**Stated task:** From the entries below, copy every line holding the word "this".

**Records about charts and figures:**
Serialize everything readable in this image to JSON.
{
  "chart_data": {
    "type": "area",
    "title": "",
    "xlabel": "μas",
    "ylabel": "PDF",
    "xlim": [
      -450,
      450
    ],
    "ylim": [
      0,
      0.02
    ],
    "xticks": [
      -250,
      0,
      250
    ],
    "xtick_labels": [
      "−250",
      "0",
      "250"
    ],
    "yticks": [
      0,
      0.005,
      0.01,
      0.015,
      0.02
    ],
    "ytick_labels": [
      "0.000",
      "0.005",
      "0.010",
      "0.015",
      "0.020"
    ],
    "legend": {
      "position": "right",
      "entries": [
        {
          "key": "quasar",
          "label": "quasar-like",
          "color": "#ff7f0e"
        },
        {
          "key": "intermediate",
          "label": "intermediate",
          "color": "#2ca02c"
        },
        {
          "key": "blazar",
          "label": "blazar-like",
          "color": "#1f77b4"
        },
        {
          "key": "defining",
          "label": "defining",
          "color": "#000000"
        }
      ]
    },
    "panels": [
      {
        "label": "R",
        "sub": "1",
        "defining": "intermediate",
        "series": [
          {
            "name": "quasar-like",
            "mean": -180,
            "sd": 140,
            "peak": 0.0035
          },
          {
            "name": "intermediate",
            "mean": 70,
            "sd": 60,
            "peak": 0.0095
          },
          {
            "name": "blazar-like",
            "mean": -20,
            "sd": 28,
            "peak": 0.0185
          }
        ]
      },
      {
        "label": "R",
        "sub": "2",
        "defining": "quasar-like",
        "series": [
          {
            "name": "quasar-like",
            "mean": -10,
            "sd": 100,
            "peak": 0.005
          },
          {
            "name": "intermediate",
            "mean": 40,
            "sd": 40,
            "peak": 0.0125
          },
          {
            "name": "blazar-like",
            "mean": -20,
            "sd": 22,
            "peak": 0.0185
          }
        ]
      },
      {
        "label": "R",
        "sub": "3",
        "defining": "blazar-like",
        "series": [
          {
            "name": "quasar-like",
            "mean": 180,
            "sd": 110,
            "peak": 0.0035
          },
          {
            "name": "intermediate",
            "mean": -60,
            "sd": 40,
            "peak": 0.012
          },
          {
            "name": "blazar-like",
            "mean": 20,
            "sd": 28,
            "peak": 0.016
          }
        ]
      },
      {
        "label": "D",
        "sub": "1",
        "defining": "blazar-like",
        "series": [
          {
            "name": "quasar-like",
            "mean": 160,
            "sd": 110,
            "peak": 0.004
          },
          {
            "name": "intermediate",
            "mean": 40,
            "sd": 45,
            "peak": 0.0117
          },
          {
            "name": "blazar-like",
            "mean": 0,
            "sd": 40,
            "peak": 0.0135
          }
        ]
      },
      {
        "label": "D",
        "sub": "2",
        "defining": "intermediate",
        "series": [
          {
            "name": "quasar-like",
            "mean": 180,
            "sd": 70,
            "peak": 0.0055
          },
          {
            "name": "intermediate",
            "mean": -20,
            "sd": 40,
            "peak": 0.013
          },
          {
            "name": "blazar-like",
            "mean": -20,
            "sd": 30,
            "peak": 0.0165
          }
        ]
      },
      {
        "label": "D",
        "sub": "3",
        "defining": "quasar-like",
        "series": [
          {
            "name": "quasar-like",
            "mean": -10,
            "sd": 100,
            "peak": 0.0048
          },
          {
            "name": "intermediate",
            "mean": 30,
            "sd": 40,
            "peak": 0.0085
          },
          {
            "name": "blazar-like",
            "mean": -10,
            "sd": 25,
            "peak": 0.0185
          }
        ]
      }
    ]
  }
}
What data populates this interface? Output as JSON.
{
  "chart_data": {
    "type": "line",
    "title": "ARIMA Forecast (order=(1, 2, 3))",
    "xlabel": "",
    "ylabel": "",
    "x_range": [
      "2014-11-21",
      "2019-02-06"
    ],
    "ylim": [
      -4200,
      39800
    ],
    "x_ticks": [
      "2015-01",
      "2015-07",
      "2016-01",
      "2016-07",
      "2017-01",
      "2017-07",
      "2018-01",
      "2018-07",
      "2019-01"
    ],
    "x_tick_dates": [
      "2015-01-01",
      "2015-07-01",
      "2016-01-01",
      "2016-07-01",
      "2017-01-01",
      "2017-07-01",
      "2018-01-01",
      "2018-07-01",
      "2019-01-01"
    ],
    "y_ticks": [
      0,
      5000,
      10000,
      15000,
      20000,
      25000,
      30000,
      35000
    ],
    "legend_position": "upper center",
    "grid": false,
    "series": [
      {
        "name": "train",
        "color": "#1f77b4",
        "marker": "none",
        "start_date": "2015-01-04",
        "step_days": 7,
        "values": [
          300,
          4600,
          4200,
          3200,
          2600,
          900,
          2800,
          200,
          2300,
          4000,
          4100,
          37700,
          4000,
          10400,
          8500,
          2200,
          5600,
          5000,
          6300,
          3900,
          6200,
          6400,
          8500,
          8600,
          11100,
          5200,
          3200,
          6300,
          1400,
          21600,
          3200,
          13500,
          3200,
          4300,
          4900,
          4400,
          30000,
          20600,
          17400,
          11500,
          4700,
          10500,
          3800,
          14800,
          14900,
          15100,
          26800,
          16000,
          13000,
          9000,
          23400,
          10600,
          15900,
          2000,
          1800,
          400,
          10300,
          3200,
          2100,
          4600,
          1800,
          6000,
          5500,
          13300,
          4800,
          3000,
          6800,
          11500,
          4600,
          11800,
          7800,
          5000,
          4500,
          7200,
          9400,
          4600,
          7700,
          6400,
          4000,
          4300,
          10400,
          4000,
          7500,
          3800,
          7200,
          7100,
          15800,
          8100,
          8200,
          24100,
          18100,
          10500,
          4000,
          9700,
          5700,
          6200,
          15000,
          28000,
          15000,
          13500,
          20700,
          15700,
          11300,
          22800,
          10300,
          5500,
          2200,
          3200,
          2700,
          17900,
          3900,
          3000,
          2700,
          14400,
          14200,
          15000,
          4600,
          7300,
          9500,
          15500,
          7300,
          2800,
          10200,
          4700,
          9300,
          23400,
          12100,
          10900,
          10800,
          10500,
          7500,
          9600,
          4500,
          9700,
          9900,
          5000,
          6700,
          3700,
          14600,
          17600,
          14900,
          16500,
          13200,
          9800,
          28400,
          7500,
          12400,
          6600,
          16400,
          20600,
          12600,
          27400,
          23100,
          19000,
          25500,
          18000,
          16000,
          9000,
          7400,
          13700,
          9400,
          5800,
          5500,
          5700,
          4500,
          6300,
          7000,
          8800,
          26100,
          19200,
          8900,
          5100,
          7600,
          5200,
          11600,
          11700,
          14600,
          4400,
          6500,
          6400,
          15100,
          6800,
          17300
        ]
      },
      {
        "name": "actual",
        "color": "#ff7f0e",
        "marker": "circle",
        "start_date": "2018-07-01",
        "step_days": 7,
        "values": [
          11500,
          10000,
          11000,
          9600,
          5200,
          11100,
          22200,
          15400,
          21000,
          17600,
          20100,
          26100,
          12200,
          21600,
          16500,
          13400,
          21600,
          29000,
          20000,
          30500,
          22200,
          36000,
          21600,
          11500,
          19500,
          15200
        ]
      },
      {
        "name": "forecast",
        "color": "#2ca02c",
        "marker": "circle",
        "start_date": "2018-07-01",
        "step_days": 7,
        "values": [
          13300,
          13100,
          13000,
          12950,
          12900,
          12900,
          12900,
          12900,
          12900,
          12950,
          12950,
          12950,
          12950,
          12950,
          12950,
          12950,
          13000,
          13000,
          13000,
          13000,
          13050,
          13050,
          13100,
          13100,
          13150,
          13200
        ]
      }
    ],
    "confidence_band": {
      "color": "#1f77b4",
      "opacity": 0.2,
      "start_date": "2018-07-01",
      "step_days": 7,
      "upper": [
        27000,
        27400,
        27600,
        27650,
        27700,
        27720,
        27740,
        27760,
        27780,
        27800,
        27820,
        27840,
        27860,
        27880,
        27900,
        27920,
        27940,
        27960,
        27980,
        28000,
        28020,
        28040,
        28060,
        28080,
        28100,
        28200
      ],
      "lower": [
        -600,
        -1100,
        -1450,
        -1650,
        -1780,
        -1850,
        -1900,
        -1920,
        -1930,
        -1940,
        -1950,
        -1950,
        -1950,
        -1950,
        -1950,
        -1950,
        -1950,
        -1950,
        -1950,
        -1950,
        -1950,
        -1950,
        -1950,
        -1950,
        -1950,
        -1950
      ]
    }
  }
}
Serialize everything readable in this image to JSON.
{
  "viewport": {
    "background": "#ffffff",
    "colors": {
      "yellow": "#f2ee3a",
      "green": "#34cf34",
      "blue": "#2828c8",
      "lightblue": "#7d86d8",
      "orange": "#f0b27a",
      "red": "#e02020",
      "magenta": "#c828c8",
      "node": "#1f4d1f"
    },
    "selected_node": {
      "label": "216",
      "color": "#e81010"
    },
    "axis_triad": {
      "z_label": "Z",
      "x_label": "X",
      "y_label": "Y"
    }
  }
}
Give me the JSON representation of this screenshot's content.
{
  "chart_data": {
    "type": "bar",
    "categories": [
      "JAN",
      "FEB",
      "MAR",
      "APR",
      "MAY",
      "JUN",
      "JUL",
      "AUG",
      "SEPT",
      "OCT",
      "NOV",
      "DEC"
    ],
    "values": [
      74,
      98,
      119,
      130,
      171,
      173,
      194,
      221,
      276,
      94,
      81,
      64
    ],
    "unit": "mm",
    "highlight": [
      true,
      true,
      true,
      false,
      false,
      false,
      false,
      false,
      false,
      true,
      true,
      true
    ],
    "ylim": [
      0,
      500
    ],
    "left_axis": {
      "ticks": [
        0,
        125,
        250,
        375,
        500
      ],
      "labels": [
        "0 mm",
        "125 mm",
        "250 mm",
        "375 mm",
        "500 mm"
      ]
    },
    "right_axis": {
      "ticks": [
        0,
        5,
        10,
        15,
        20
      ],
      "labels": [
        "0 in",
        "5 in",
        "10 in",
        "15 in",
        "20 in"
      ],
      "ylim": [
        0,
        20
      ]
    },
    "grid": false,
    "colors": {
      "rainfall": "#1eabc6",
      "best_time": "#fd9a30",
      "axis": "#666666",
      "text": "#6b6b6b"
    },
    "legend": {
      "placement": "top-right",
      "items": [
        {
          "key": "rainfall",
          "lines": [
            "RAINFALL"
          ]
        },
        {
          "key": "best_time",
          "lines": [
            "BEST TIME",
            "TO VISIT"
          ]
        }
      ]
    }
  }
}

**Exercise answer:**
Serialize everything readable in this image to JSON.
What data populates this interface? Output as JSON.
Serialize everything readable in this image to JSON.
Give me the JSON representation of this screenshot's content.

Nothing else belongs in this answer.